• What the task requires: Copy everything in the data below exactly except the pictures.

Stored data
* START *
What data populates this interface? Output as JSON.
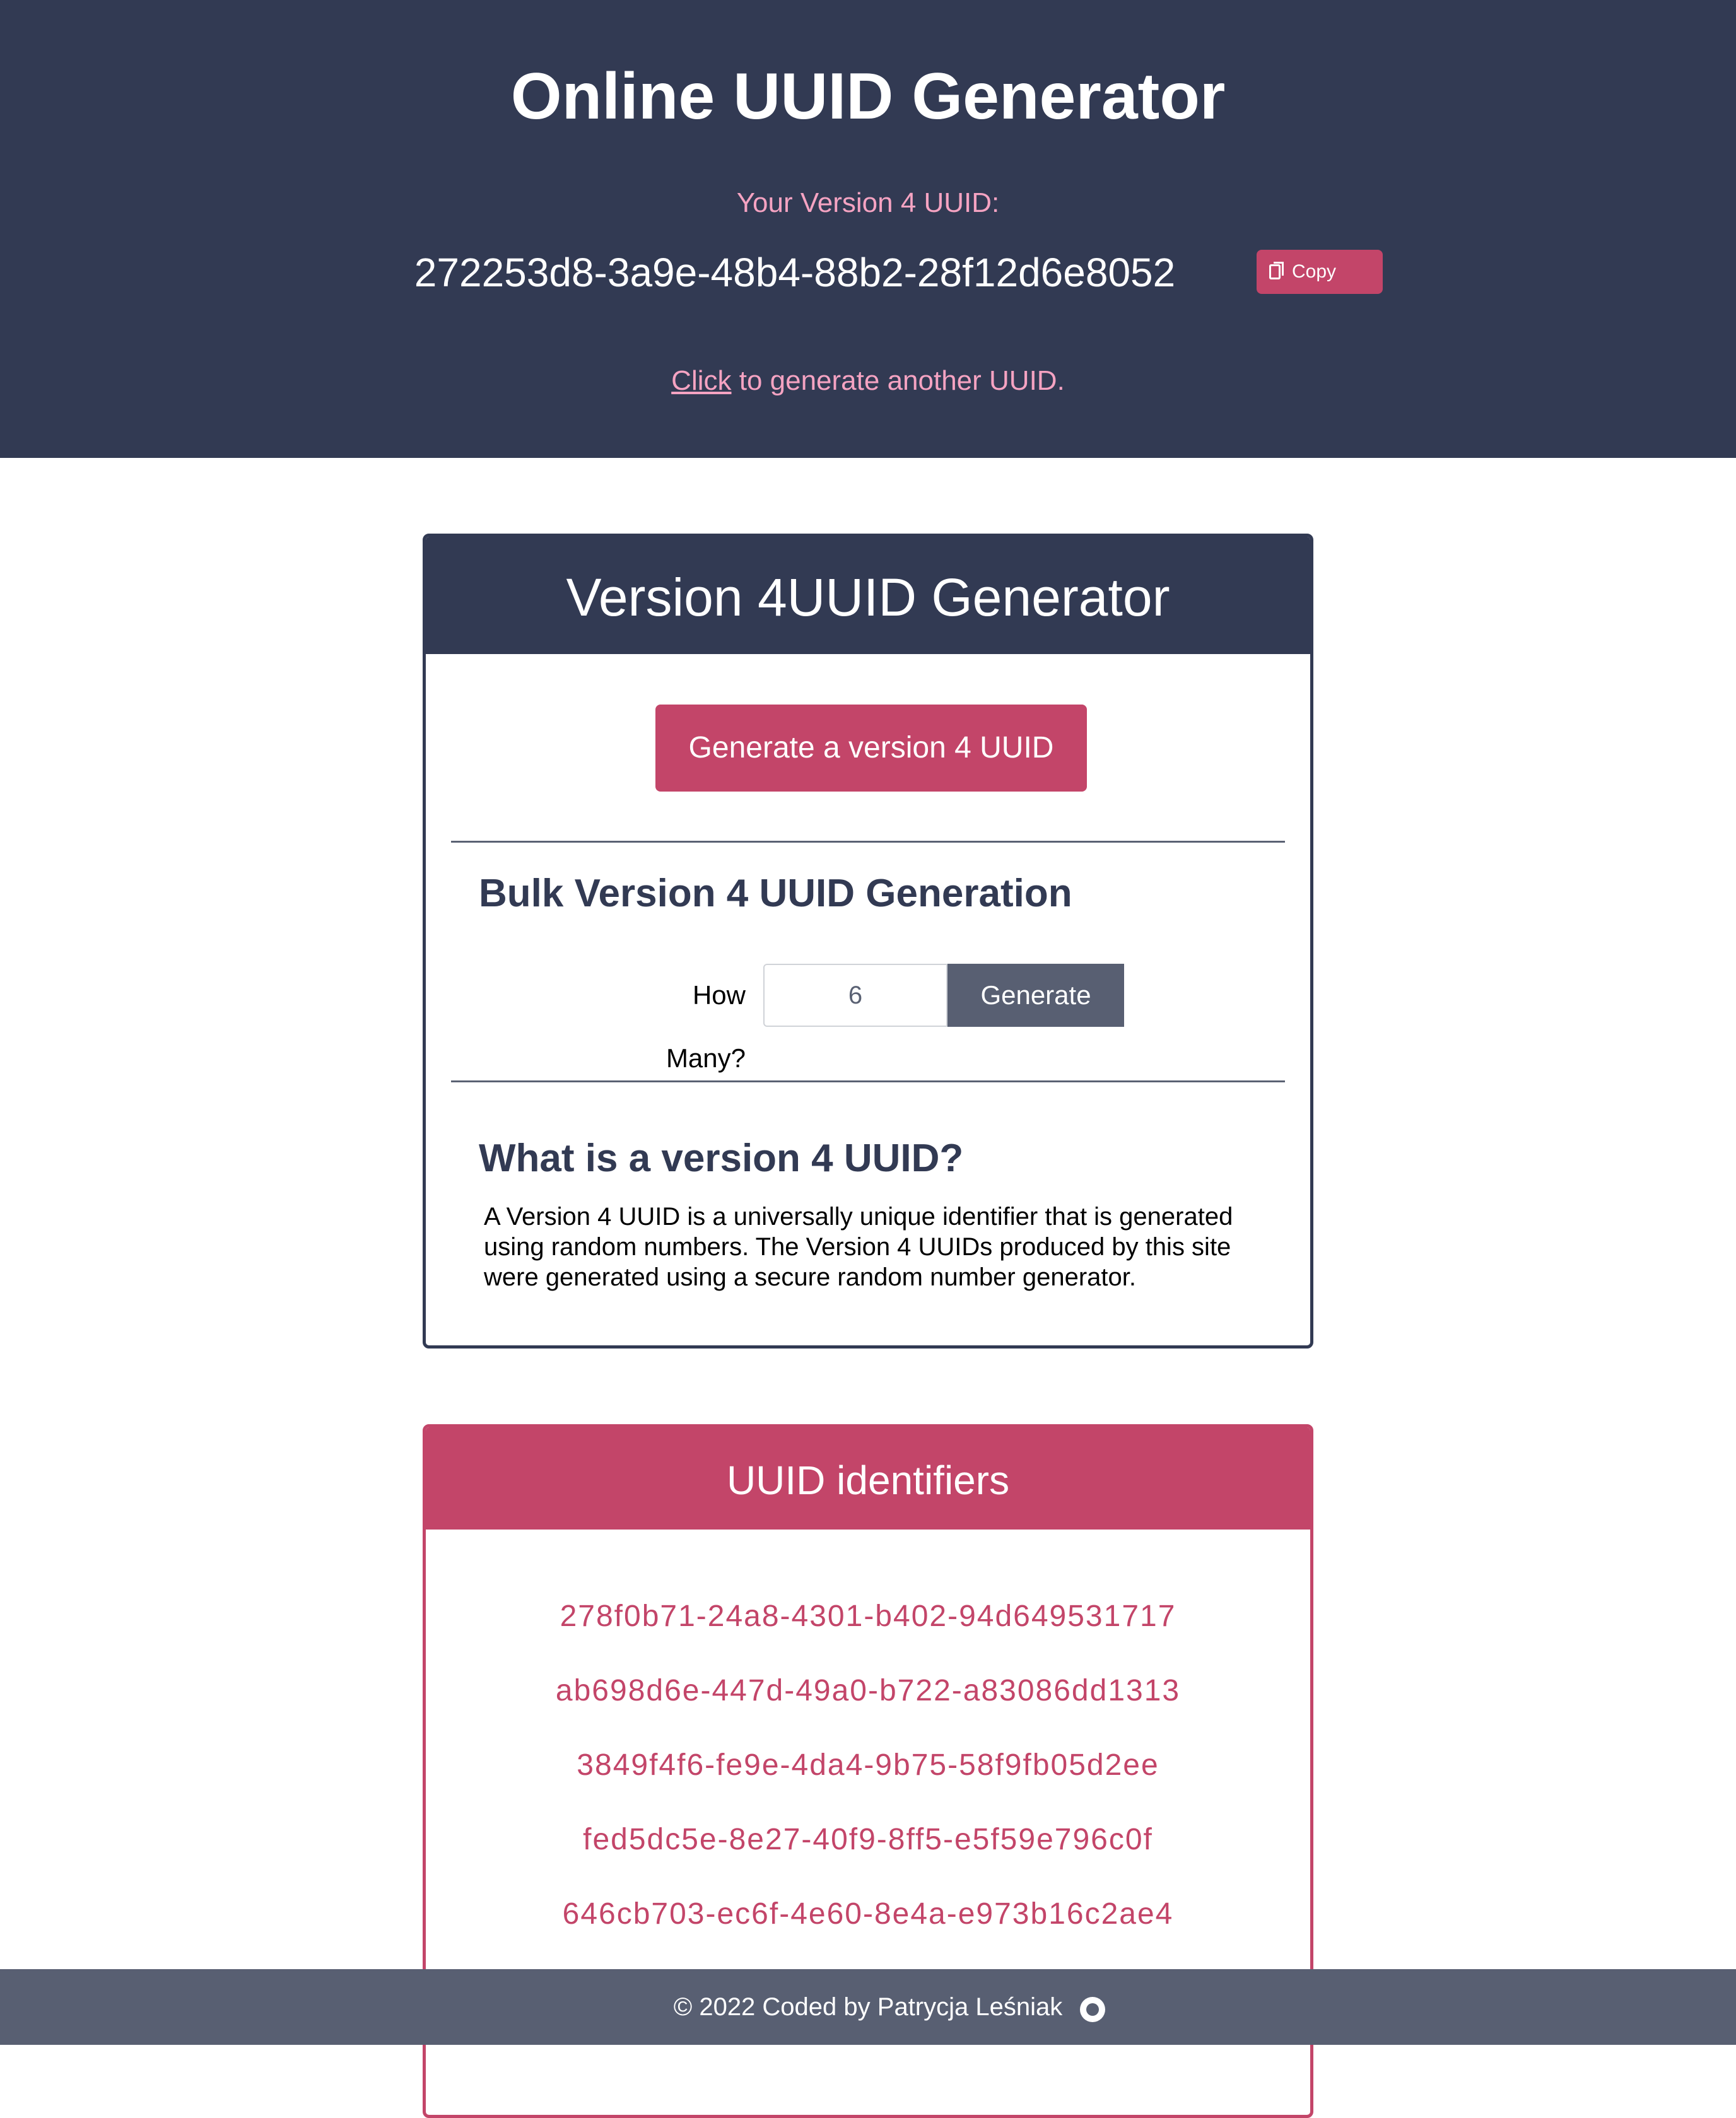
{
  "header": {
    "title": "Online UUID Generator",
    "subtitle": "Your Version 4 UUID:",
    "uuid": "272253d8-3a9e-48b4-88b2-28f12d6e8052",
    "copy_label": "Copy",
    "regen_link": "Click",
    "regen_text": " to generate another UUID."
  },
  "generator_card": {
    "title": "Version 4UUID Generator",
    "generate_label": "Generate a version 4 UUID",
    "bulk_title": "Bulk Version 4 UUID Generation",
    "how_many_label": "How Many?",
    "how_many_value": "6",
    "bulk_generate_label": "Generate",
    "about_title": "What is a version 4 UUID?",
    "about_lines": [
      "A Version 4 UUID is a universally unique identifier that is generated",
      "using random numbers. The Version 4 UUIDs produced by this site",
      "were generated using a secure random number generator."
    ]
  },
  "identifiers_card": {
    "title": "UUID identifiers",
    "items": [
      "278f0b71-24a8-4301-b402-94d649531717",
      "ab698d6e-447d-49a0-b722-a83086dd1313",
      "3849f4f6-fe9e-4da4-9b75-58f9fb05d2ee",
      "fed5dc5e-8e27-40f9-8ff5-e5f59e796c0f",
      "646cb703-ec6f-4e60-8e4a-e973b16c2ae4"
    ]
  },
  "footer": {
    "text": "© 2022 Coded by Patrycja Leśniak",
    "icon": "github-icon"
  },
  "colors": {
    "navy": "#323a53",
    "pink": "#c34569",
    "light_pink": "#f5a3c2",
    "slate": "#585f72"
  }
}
* END *
• Task output:
What data populates this interface? Output as JSON.
{
  "header": {
    "title": "Online UUID Generator",
    "subtitle": "Your Version 4 UUID:",
    "uuid": "272253d8-3a9e-48b4-88b2-28f12d6e8052",
    "copy_label": "Copy",
    "regen_link": "Click",
    "regen_text": " to generate another UUID."
  },
  "generator_card": {
    "title": "Version 4UUID Generator",
    "generate_label": "Generate a version 4 UUID",
    "bulk_title": "Bulk Version 4 UUID Generation",
    "how_many_label": "How Many?",
    "how_many_value": "6",
    "bulk_generate_label": "Generate",
    "about_title": "What is a version 4 UUID?",
    "about_lines": [
      "A Version 4 UUID is a universally unique identifier that is generated",
      "using random numbers. The Version 4 UUIDs produced by this site",
      "were generated using a secure random number generator."
    ]
  },
  "identifiers_card": {
    "title": "UUID identifiers",
    "items": [
      "278f0b71-24a8-4301-b402-94d649531717",
      "ab698d6e-447d-49a0-b722-a83086dd1313",
      "3849f4f6-fe9e-4da4-9b75-58f9fb05d2ee",
      "fed5dc5e-8e27-40f9-8ff5-e5f59e796c0f",
      "646cb703-ec6f-4e60-8e4a-e973b16c2ae4"
    ]
  },
  "footer": {
    "text": "© 2022 Coded by Patrycja Leśniak",
    "icon": "github-icon"
  },
  "colors": {
    "navy": "#323a53",
    "pink": "#c34569",
    "light_pink": "#f5a3c2",
    "slate": "#585f72"
  }
}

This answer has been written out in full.